Exercise requirements:
Extract the lines that hold the string "известителната".

(Collected data entries)

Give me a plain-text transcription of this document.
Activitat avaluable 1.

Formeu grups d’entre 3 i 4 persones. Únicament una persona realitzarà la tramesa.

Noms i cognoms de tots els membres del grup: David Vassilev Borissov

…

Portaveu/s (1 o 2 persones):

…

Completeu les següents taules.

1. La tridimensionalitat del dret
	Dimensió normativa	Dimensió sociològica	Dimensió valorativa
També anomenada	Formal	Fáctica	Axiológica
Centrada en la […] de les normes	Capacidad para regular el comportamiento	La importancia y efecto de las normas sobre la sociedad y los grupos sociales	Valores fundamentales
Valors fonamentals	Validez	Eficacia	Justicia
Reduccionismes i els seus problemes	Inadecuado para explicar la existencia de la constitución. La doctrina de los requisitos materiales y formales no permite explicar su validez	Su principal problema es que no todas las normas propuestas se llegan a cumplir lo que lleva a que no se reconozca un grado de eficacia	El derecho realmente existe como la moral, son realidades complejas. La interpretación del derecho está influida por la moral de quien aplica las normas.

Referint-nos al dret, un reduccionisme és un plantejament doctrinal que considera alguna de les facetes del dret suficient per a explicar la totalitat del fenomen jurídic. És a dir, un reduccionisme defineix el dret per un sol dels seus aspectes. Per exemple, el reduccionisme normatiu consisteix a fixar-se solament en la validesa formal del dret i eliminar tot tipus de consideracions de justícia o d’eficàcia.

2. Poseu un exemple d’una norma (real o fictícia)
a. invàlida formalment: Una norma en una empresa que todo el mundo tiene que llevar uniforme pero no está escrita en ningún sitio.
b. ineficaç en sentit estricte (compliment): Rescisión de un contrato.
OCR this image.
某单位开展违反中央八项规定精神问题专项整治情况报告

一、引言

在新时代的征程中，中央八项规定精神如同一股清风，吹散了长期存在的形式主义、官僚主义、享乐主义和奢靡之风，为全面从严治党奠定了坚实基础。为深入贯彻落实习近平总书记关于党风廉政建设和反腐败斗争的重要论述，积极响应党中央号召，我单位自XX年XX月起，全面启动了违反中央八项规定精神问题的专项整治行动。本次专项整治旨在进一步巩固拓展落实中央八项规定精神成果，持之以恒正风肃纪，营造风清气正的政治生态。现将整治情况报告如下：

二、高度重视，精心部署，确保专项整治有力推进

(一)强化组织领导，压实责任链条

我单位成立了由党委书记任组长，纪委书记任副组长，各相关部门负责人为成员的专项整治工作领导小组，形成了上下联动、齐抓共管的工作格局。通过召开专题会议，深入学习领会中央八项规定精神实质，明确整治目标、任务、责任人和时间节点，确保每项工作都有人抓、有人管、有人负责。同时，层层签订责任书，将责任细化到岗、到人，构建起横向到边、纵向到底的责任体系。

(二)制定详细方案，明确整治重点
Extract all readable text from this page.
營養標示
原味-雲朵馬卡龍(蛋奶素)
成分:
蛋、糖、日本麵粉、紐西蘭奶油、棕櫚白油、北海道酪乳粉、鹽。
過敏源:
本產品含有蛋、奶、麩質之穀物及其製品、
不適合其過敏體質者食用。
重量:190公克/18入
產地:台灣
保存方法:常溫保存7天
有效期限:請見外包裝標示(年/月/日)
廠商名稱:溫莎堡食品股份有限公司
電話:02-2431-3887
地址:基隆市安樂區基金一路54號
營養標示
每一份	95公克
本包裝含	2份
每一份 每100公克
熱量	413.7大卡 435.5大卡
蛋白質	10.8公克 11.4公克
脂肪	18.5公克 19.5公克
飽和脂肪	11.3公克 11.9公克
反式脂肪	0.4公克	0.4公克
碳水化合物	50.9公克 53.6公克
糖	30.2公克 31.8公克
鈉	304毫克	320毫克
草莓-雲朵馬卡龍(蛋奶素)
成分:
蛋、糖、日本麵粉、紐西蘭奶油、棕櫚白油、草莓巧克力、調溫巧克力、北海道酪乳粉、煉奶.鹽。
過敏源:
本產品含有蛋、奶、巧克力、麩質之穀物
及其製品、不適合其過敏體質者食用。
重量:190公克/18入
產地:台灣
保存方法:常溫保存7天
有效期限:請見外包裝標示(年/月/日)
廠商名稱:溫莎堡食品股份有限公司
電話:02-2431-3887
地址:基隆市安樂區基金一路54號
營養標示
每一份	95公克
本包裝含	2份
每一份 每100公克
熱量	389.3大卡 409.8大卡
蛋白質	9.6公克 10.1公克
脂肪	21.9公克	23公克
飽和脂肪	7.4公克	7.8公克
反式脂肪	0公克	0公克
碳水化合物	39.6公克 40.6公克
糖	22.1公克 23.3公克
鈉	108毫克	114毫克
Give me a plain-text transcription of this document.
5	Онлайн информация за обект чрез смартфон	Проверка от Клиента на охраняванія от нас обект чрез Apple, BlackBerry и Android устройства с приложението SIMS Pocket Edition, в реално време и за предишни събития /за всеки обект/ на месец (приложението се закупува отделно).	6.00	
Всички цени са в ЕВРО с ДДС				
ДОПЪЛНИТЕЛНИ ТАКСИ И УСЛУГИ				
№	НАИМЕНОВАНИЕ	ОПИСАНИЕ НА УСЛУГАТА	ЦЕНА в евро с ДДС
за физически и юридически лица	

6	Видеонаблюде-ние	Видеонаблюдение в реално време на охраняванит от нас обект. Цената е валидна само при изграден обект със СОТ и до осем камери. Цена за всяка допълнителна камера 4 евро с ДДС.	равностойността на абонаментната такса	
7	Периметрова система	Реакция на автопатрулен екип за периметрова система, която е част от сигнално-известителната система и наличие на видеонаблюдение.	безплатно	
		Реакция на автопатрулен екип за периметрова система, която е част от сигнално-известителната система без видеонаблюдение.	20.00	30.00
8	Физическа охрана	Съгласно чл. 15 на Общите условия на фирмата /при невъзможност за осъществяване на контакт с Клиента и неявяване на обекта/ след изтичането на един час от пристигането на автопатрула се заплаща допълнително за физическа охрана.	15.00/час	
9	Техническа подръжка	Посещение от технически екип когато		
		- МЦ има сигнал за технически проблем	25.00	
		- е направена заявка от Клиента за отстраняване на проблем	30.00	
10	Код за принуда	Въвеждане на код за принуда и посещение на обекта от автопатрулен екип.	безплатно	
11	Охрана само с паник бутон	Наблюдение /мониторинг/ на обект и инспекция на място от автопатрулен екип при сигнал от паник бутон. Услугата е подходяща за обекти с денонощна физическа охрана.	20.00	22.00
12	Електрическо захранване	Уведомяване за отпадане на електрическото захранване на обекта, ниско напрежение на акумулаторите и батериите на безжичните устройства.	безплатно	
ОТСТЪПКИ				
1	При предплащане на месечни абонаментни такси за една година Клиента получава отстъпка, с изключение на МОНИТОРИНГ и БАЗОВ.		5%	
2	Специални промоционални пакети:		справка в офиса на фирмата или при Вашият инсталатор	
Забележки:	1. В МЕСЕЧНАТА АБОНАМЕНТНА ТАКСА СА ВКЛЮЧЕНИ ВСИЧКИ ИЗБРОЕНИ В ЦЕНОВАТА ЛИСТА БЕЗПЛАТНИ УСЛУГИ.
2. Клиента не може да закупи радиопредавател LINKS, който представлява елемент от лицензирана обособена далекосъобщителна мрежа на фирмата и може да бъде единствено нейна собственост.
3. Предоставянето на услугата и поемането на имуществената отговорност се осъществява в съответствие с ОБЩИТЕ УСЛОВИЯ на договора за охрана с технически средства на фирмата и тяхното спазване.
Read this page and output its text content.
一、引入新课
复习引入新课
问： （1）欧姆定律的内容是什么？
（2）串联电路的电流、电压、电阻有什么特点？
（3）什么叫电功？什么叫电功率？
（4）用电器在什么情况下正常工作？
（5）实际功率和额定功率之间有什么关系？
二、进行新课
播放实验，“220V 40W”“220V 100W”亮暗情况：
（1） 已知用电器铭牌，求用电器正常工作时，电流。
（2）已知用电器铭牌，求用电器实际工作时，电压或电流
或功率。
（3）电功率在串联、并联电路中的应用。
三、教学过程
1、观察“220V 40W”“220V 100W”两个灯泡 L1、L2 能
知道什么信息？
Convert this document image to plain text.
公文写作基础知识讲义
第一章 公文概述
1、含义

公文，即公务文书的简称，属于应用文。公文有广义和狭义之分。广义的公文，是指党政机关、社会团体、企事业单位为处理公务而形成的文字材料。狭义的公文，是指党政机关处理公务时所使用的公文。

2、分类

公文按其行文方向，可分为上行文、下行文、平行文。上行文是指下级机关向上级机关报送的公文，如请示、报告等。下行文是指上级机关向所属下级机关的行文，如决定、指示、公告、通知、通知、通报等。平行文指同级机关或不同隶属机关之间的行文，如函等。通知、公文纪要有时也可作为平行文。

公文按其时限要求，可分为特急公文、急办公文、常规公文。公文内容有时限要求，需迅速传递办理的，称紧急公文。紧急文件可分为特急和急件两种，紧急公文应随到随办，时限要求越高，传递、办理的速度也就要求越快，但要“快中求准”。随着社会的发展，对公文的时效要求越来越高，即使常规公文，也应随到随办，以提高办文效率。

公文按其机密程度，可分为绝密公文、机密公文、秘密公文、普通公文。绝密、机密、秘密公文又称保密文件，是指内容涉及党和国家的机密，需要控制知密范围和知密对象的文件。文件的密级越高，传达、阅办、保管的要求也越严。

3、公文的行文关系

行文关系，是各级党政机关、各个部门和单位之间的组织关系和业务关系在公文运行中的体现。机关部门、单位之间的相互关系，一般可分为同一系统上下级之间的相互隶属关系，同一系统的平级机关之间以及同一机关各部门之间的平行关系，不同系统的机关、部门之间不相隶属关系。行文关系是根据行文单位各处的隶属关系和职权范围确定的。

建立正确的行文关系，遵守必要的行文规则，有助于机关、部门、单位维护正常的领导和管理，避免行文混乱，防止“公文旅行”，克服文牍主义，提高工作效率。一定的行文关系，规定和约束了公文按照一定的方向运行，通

Worked answer:
7	Периметрова система	Реакция на автопатрулен екип за периметрова система, която е част от сигнално-известителната система и наличие на видеонаблюдение.	безплатно	
		Реакция на автопатрулен екип за периметрова система, която е част от сигнално-известителната система без видеонаблюдение.	20.00	30.00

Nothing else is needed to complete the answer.